Given task: Reproduce the listing below word for word, with no pictures.

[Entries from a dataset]
---

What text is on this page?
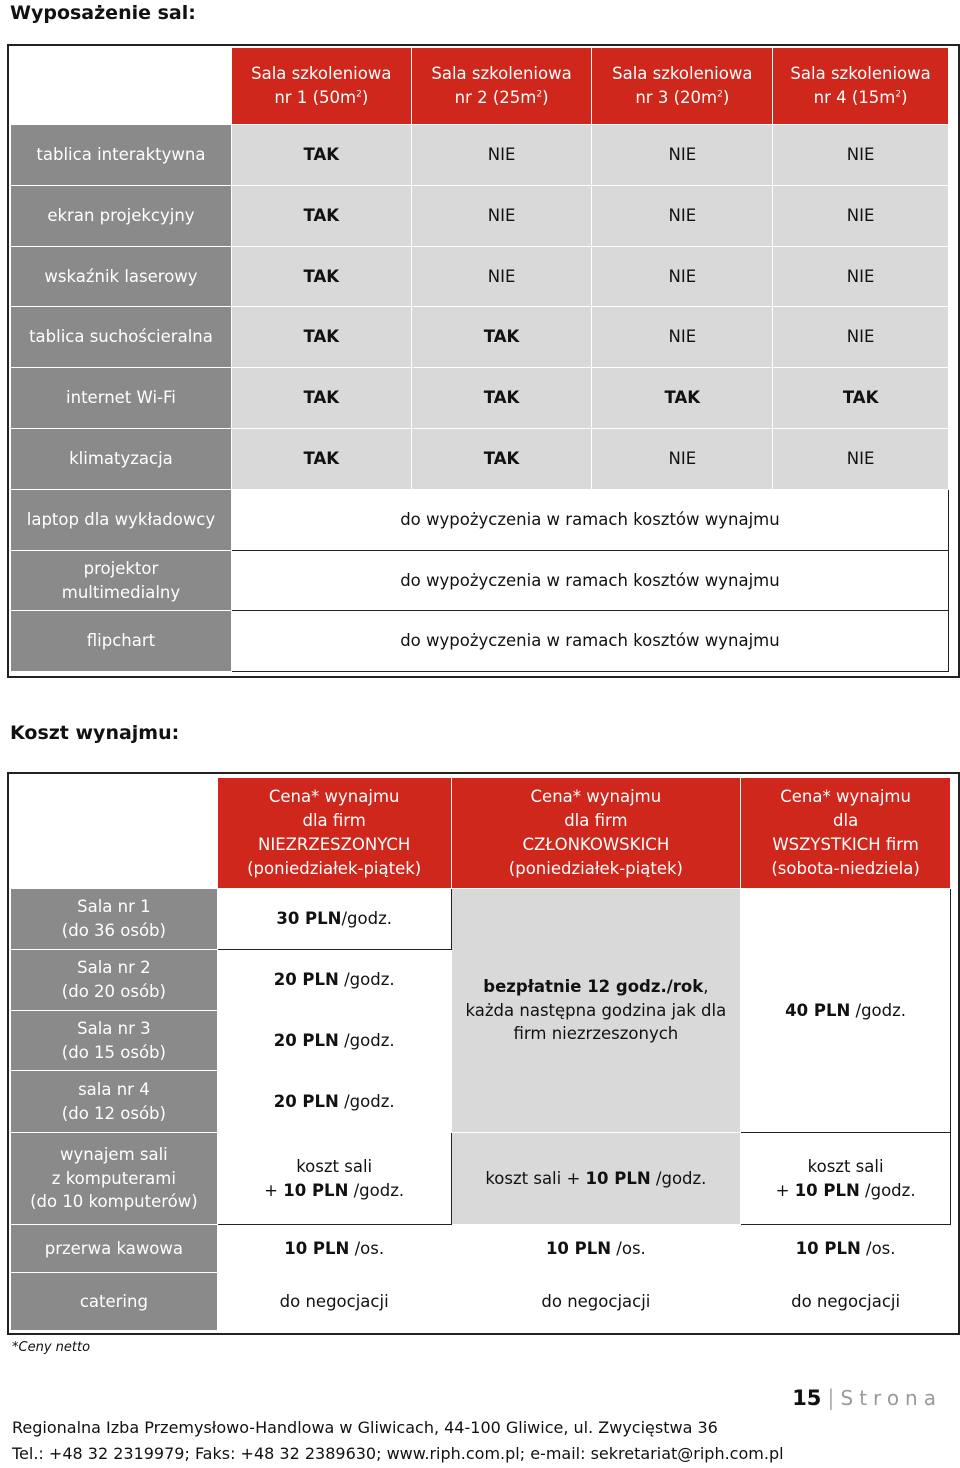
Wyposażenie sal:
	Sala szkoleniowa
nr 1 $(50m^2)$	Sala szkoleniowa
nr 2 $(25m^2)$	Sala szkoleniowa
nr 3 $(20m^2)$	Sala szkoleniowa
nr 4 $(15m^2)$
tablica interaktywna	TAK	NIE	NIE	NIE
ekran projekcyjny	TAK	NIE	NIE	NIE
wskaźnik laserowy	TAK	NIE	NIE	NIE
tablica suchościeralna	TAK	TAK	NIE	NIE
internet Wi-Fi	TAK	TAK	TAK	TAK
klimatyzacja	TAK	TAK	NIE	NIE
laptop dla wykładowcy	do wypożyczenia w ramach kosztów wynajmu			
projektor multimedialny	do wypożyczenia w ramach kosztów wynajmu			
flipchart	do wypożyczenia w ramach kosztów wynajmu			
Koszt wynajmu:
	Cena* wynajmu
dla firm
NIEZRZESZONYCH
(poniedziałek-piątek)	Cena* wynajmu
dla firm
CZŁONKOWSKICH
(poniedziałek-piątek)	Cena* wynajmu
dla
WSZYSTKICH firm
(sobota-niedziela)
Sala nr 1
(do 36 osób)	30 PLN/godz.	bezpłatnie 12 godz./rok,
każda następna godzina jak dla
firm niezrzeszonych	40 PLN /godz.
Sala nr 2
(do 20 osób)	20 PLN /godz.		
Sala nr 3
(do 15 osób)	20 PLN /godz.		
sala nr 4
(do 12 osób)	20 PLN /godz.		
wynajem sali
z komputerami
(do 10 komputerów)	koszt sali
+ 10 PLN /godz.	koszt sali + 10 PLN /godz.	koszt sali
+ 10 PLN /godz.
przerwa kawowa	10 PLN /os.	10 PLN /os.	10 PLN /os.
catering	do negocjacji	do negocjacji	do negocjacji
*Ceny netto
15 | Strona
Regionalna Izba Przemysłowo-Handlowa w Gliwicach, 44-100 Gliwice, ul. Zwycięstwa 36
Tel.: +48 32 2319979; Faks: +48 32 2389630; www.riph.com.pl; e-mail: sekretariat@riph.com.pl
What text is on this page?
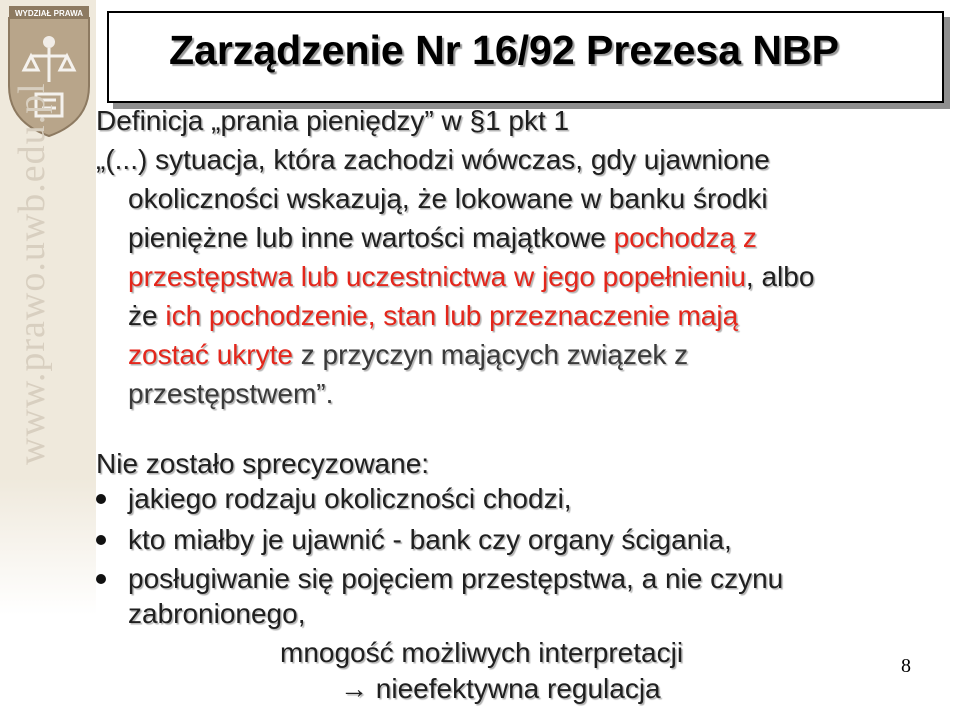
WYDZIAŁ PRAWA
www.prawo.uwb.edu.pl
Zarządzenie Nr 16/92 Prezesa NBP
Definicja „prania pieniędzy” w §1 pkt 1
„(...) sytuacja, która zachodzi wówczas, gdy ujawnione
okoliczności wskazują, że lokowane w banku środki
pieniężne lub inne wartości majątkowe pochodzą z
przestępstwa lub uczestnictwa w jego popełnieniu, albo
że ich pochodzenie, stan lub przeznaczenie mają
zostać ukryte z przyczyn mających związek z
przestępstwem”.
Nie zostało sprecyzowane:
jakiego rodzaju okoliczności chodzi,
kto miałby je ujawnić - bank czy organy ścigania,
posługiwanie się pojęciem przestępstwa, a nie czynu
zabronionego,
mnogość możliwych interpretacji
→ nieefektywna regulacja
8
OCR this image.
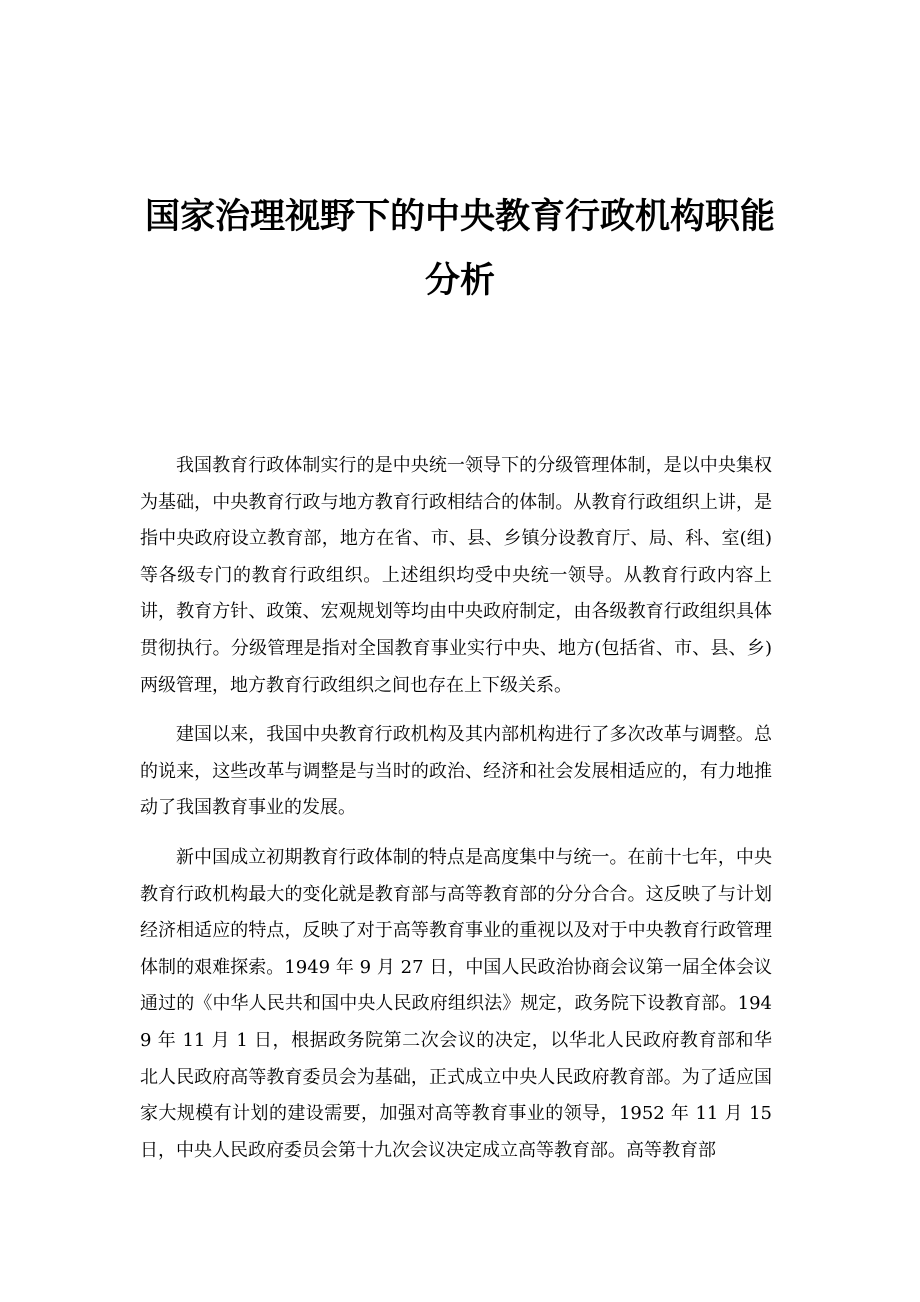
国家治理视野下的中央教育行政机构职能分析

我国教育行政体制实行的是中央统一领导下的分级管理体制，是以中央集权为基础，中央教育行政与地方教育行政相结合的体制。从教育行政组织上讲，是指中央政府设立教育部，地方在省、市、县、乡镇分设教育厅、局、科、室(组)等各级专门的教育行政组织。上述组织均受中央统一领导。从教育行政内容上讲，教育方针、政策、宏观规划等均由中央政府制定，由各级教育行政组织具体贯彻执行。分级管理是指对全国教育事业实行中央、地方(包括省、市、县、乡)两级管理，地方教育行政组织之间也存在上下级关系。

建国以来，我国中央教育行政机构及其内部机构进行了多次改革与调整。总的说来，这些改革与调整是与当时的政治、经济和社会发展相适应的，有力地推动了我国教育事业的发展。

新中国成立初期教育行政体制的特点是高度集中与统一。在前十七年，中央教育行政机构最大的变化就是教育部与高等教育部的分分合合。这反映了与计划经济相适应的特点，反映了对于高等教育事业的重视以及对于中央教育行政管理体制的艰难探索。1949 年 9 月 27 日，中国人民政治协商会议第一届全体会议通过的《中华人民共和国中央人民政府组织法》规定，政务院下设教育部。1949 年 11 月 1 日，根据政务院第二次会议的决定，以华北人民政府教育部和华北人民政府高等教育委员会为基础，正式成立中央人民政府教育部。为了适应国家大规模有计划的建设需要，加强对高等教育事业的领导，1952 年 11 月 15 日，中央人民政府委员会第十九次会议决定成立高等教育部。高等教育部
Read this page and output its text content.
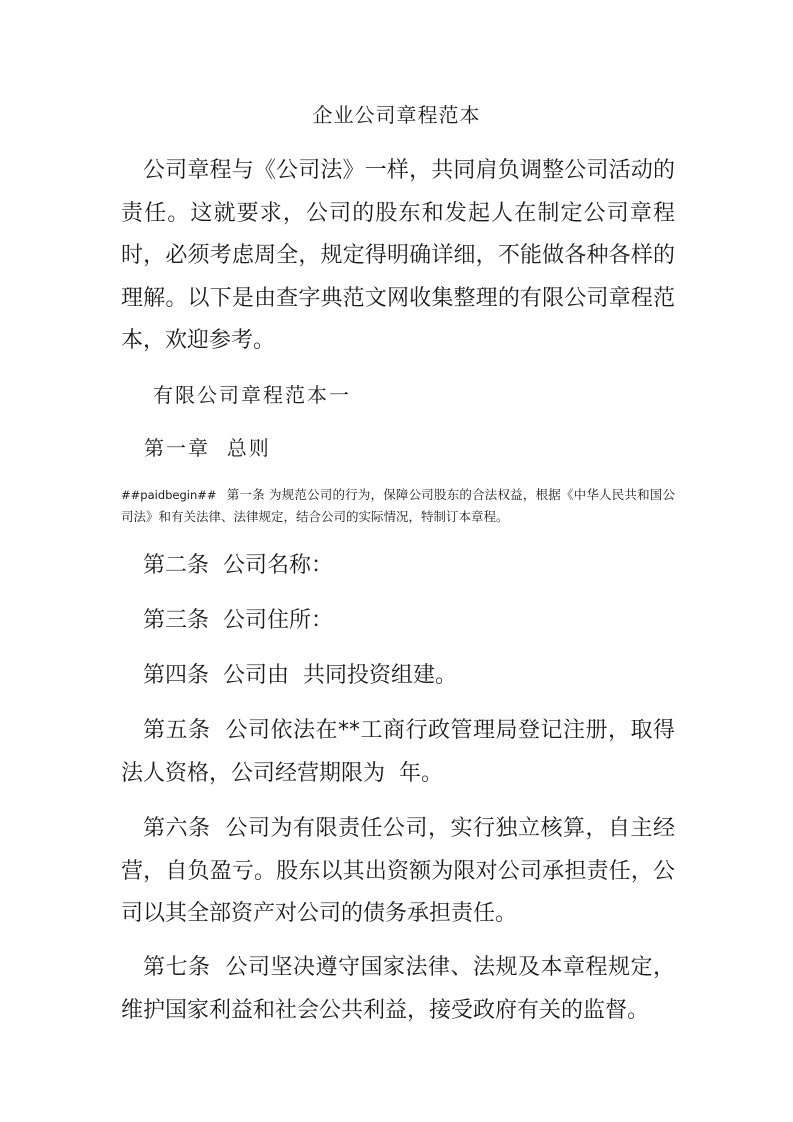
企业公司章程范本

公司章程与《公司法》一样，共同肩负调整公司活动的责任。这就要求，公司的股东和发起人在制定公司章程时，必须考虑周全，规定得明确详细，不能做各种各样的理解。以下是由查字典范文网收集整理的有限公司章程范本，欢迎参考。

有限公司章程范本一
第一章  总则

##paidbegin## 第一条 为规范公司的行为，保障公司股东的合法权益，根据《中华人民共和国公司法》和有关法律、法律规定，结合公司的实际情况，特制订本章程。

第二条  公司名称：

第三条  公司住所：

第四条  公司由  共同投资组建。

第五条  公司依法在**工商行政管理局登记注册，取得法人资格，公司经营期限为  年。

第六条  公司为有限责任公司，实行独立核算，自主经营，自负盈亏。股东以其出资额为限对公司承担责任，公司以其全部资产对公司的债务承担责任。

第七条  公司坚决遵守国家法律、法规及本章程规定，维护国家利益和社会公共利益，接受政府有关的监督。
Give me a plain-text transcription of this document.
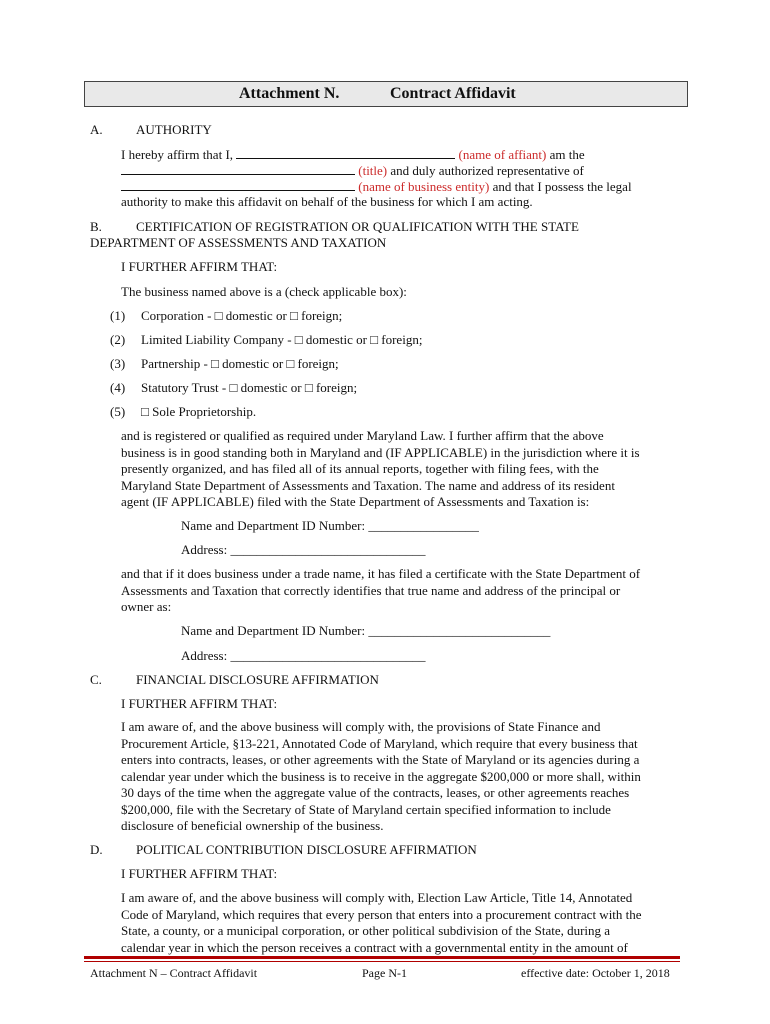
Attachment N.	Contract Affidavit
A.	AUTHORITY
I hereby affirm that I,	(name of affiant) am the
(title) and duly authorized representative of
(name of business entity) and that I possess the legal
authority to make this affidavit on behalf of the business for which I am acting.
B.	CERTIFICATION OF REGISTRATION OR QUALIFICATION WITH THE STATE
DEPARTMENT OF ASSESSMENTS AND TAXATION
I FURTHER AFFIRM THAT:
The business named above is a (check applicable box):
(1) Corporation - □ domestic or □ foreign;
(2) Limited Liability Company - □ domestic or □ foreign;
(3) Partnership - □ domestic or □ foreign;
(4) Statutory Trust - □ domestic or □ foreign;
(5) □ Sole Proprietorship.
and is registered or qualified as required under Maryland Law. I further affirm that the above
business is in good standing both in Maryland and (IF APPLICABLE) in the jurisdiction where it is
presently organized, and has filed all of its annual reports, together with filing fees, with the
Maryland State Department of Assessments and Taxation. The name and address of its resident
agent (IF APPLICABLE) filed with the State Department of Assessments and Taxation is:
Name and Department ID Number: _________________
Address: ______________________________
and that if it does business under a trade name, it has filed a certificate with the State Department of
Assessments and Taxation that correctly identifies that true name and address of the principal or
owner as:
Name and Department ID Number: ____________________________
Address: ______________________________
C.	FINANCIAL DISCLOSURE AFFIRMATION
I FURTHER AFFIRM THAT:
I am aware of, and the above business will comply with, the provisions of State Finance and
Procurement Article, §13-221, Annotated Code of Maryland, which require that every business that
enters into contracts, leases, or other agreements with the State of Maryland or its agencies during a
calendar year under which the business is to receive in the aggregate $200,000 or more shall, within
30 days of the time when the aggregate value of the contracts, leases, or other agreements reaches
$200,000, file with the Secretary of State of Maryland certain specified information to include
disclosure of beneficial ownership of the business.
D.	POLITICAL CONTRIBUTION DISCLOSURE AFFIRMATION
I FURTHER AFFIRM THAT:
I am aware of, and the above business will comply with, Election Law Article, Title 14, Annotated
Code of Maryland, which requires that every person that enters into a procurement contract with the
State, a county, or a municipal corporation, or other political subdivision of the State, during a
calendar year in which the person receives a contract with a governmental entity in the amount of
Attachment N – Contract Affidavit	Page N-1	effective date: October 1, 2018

---

Answer in full:
What text is on this page?
Wyposażenie sal:
	Sala szkoleniowa
nr 1 $(50m^2)$	Sala szkoleniowa
nr 2 $(25m^2)$	Sala szkoleniowa
nr 3 $(20m^2)$	Sala szkoleniowa
nr 4 $(15m^2)$
tablica interaktywna	TAK	NIE	NIE	NIE
ekran projekcyjny	TAK	NIE	NIE	NIE
wskaźnik laserowy	TAK	NIE	NIE	NIE
tablica suchościeralna	TAK	TAK	NIE	NIE
internet Wi-Fi	TAK	TAK	TAK	TAK
klimatyzacja	TAK	TAK	NIE	NIE
laptop dla wykładowcy	do wypożyczenia w ramach kosztów wynajmu			
projektor multimedialny	do wypożyczenia w ramach kosztów wynajmu			
flipchart	do wypożyczenia w ramach kosztów wynajmu			
Koszt wynajmu:
	Cena* wynajmu
dla firm
NIEZRZESZONYCH
(poniedziałek-piątek)	Cena* wynajmu
dla firm
CZŁONKOWSKICH
(poniedziałek-piątek)	Cena* wynajmu
dla
WSZYSTKICH firm
(sobota-niedziela)
Sala nr 1
(do 36 osób)	30 PLN/godz.	bezpłatnie 12 godz./rok,
każda następna godzina jak dla
firm niezrzeszonych	40 PLN /godz.
Sala nr 2
(do 20 osób)	20 PLN /godz.		
Sala nr 3
(do 15 osób)	20 PLN /godz.		
sala nr 4
(do 12 osób)	20 PLN /godz.		
wynajem sali
z komputerami
(do 10 komputerów)	koszt sali
+ 10 PLN /godz.	koszt sali + 10 PLN /godz.	koszt sali
+ 10 PLN /godz.
przerwa kawowa	10 PLN /os.	10 PLN /os.	10 PLN /os.
catering	do negocjacji	do negocjacji	do negocjacji
*Ceny netto
15 | Strona
Regionalna Izba Przemysłowo-Handlowa w Gliwicach, 44-100 Gliwice, ul. Zwycięstwa 36
Tel.: +48 32 2319979; Faks: +48 32 2389630; www.riph.com.pl; e-mail: sekretariat@riph.com.pl
What text is on this page?
WYDZIAŁ PRAWA
www.prawo.uwb.edu.pl
Zarządzenie Nr 16/92 Prezesa NBP
Definicja „prania pieniędzy” w §1 pkt 1
„(...) sytuacja, która zachodzi wówczas, gdy ujawnione
okoliczności wskazują, że lokowane w banku środki
pieniężne lub inne wartości majątkowe pochodzą z
przestępstwa lub uczestnictwa w jego popełnieniu, albo
że ich pochodzenie, stan lub przeznaczenie mają
zostać ukryte z przyczyn mających związek z
przestępstwem”.
Nie zostało sprecyzowane:
jakiego rodzaju okoliczności chodzi,
kto miałby je ujawnić - bank czy organy ścigania,
posługiwanie się pojęciem przestępstwa, a nie czynu
zabronionego,
mnogość możliwych interpretacji
→ nieefektywna regulacja
8
OCR this image.
国家治理视野下的中央教育行政机构职能分析

我国教育行政体制实行的是中央统一领导下的分级管理体制，是以中央集权为基础，中央教育行政与地方教育行政相结合的体制。从教育行政组织上讲，是指中央政府设立教育部，地方在省、市、县、乡镇分设教育厅、局、科、室(组)等各级专门的教育行政组织。上述组织均受中央统一领导。从教育行政内容上讲，教育方针、政策、宏观规划等均由中央政府制定，由各级教育行政组织具体贯彻执行。分级管理是指对全国教育事业实行中央、地方(包括省、市、县、乡)两级管理，地方教育行政组织之间也存在上下级关系。

建国以来，我国中央教育行政机构及其内部机构进行了多次改革与调整。总的说来，这些改革与调整是与当时的政治、经济和社会发展相适应的，有力地推动了我国教育事业的发展。

新中国成立初期教育行政体制的特点是高度集中与统一。在前十七年，中央教育行政机构最大的变化就是教育部与高等教育部的分分合合。这反映了与计划经济相适应的特点，反映了对于高等教育事业的重视以及对于中央教育行政管理体制的艰难探索。1949 年 9 月 27 日，中国人民政治协商会议第一届全体会议通过的《中华人民共和国中央人民政府组织法》规定，政务院下设教育部。1949 年 11 月 1 日，根据政务院第二次会议的决定，以华北人民政府教育部和华北人民政府高等教育委员会为基础，正式成立中央人民政府教育部。为了适应国家大规模有计划的建设需要，加强对高等教育事业的领导，1952 年 11 月 15 日，中央人民政府委员会第十九次会议决定成立高等教育部。高等教育部
Read this page and output its text content.
企业公司章程范本

公司章程与《公司法》一样，共同肩负调整公司活动的责任。这就要求，公司的股东和发起人在制定公司章程时，必须考虑周全，规定得明确详细，不能做各种各样的理解。以下是由查字典范文网收集整理的有限公司章程范本，欢迎参考。

有限公司章程范本一
第一章  总则

##paidbegin## 第一条 为规范公司的行为，保障公司股东的合法权益，根据《中华人民共和国公司法》和有关法律、法律规定，结合公司的实际情况，特制订本章程。

第二条  公司名称：

第三条  公司住所：

第四条  公司由  共同投资组建。

第五条  公司依法在**工商行政管理局登记注册，取得法人资格，公司经营期限为  年。

第六条  公司为有限责任公司，实行独立核算，自主经营，自负盈亏。股东以其出资额为限对公司承担责任，公司以其全部资产对公司的债务承担责任。

第七条  公司坚决遵守国家法律、法规及本章程规定，维护国家利益和社会公共利益，接受政府有关的监督。
Give me a plain-text transcription of this document.
Attachment N.	Contract Affidavit
A.	AUTHORITY
I hereby affirm that I,	(name of affiant) am the
(title) and duly authorized representative of
(name of business entity) and that I possess the legal
authority to make this affidavit on behalf of the business for which I am acting.
B.	CERTIFICATION OF REGISTRATION OR QUALIFICATION WITH THE STATE
DEPARTMENT OF ASSESSMENTS AND TAXATION
I FURTHER AFFIRM THAT:
The business named above is a (check applicable box):
(1) Corporation - □ domestic or □ foreign;
(2) Limited Liability Company - □ domestic or □ foreign;
(3) Partnership - □ domestic or □ foreign;
(4) Statutory Trust - □ domestic or □ foreign;
(5) □ Sole Proprietorship.
and is registered or qualified as required under Maryland Law. I further affirm that the above
business is in good standing both in Maryland and (IF APPLICABLE) in the jurisdiction where it is
presently organized, and has filed all of its annual reports, together with filing fees, with the
Maryland State Department of Assessments and Taxation. The name and address of its resident
agent (IF APPLICABLE) filed with the State Department of Assessments and Taxation is:
Name and Department ID Number: _________________
Address: ______________________________
and that if it does business under a trade name, it has filed a certificate with the State Department of
Assessments and Taxation that correctly identifies that true name and address of the principal or
owner as:
Name and Department ID Number: ____________________________
Address: ______________________________
C.	FINANCIAL DISCLOSURE AFFIRMATION
I FURTHER AFFIRM THAT:
I am aware of, and the above business will comply with, the provisions of State Finance and
Procurement Article, §13-221, Annotated Code of Maryland, which require that every business that
enters into contracts, leases, or other agreements with the State of Maryland or its agencies during a
calendar year under which the business is to receive in the aggregate $200,000 or more shall, within
30 days of the time when the aggregate value of the contracts, leases, or other agreements reaches
$200,000, file with the Secretary of State of Maryland certain specified information to include
disclosure of beneficial ownership of the business.
D.	POLITICAL CONTRIBUTION DISCLOSURE AFFIRMATION
I FURTHER AFFIRM THAT:
I am aware of, and the above business will comply with, Election Law Article, Title 14, Annotated
Code of Maryland, which requires that every person that enters into a procurement contract with the
State, a county, or a municipal corporation, or other political subdivision of the State, during a
calendar year in which the person receives a contract with a governmental entity in the amount of
Attachment N – Contract Affidavit	Page N-1	effective date: October 1, 2018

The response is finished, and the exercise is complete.